_What the task requires_: Within the listing below, locate all lines containing the word "socketů". Copy each one.

_Given data_:
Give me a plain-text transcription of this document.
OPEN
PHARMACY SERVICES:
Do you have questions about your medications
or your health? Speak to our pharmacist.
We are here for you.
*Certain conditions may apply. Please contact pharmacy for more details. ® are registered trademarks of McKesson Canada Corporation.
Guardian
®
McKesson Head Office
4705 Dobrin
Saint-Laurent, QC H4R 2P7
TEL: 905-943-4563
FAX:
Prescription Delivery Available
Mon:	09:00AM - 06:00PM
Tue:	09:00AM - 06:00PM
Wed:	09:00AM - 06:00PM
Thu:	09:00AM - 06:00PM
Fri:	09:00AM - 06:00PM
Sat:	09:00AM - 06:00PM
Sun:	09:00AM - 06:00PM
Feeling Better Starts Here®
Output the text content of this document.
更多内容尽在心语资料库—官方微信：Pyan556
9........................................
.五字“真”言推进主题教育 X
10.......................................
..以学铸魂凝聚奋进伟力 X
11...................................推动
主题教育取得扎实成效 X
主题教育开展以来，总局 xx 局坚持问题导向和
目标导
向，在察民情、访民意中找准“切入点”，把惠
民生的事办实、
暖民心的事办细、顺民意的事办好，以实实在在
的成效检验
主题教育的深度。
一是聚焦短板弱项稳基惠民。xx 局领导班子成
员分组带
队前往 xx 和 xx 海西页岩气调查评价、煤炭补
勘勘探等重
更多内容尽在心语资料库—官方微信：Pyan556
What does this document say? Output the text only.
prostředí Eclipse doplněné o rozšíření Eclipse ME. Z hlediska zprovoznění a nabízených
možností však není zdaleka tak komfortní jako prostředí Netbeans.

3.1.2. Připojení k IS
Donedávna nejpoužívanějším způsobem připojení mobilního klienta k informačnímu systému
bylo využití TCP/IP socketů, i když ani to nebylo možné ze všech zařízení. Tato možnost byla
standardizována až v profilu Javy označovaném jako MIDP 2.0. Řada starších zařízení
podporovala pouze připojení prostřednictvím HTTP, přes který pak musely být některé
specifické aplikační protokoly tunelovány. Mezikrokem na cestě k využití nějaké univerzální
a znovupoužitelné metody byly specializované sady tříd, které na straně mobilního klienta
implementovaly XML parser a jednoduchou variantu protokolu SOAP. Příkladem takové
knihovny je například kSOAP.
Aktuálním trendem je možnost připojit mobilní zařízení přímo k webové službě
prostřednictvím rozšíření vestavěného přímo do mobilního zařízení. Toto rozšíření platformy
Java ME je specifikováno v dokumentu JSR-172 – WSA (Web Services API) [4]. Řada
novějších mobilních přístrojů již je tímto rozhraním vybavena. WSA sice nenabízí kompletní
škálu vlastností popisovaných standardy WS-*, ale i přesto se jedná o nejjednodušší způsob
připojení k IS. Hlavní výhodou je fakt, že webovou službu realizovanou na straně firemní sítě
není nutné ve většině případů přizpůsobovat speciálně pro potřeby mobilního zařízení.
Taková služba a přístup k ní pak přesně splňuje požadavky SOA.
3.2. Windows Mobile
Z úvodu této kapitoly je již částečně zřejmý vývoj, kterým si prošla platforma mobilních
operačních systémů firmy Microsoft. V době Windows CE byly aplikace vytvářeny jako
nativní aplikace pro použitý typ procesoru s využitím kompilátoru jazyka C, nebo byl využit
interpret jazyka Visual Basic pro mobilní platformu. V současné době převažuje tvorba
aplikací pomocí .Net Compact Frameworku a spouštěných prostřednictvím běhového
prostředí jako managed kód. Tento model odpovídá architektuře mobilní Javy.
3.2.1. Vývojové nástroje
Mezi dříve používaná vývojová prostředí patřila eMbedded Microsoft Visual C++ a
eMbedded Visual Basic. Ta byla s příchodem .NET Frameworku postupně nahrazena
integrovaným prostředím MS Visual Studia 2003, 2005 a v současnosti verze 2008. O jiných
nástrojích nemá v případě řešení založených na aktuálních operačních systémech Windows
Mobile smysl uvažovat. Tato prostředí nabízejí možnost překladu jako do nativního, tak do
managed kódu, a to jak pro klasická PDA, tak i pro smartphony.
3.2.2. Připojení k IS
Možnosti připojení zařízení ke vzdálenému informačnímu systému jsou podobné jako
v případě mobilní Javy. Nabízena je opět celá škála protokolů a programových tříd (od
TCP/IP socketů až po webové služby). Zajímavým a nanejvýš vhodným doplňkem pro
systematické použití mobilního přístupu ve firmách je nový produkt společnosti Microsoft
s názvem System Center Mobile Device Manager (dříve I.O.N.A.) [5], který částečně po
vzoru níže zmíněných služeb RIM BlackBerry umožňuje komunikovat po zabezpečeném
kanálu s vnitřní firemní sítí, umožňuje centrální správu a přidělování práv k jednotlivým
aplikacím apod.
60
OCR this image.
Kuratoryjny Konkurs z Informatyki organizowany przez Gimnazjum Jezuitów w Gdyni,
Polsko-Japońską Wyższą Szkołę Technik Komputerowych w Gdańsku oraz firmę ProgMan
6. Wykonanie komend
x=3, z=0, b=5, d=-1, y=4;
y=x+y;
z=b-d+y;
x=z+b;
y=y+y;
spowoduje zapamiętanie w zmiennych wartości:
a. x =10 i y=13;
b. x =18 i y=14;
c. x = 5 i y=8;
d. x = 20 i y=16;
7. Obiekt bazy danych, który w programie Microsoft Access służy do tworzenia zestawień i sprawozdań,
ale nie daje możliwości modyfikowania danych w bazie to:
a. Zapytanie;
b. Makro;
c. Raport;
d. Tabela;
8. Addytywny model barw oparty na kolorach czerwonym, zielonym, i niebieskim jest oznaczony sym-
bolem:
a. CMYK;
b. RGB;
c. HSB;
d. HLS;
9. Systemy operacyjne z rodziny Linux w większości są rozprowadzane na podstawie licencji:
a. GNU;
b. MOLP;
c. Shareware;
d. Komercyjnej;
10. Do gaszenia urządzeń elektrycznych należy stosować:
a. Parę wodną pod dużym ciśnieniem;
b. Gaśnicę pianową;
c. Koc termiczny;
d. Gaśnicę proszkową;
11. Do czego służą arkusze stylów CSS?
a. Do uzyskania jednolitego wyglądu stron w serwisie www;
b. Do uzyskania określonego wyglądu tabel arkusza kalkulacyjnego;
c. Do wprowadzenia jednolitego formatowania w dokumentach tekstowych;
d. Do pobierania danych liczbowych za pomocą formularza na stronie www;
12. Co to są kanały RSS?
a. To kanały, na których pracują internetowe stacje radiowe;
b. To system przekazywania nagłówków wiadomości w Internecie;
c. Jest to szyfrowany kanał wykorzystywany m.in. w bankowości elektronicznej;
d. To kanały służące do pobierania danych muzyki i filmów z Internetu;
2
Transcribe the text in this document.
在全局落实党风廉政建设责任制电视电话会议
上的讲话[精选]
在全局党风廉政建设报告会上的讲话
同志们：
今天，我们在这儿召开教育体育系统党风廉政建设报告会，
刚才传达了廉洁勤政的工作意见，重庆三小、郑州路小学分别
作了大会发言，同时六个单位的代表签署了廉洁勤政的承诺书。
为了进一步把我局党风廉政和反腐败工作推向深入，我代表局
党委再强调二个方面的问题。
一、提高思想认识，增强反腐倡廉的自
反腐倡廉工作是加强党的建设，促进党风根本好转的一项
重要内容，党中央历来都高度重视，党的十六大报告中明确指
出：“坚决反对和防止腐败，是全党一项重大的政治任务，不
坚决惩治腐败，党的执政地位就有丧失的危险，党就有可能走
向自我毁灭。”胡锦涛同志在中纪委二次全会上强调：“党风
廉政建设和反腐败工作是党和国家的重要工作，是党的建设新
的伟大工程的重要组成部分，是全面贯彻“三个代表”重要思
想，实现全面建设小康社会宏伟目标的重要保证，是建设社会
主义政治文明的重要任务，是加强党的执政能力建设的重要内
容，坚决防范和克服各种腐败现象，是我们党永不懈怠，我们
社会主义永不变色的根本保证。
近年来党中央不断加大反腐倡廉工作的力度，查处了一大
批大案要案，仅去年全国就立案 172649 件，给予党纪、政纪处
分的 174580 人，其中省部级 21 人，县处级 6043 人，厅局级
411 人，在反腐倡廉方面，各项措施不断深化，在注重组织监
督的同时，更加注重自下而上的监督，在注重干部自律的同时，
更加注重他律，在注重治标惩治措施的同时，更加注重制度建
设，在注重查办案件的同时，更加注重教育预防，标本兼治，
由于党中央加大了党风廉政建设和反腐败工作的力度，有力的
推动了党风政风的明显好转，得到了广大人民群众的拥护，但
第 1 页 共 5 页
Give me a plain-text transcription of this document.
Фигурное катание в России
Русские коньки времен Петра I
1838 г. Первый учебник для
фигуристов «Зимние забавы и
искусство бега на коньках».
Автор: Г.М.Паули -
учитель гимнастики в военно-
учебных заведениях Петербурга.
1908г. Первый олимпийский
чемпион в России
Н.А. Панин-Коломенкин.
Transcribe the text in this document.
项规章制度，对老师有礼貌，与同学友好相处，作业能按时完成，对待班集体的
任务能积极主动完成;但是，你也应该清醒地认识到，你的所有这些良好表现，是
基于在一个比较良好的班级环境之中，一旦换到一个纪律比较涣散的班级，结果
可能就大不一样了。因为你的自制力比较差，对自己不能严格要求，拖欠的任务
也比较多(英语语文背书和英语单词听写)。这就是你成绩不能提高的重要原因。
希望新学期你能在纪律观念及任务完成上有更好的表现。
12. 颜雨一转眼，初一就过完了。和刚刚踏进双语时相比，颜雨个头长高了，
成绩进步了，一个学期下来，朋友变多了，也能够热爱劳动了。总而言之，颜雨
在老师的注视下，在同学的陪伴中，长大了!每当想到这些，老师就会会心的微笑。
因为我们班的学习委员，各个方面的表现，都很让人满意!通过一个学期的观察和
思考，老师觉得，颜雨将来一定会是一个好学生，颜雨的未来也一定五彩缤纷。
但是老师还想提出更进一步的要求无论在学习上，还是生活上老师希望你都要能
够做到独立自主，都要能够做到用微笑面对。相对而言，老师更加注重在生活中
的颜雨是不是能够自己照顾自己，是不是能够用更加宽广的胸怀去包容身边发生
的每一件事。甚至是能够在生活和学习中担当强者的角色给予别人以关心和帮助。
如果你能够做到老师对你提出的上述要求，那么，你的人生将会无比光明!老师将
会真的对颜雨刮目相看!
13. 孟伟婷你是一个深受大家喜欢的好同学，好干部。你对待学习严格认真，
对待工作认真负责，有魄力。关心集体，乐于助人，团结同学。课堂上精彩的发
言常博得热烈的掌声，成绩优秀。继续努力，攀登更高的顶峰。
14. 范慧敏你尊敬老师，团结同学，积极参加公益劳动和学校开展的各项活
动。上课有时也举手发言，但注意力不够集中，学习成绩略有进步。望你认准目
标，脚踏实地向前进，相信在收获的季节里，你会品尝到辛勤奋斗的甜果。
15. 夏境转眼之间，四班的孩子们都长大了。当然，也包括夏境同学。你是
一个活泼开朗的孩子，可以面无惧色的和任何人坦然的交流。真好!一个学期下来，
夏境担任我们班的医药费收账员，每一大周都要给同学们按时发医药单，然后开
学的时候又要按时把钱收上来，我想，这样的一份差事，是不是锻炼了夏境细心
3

_Reply_:
bylo využití TCP/IP socketů, i když ani to nebylo možné ze všech zařízení. Tato možnost byla
TCP/IP socketů až po webové služby). Zajímavým a nanejvýš vhodným doplňkem pro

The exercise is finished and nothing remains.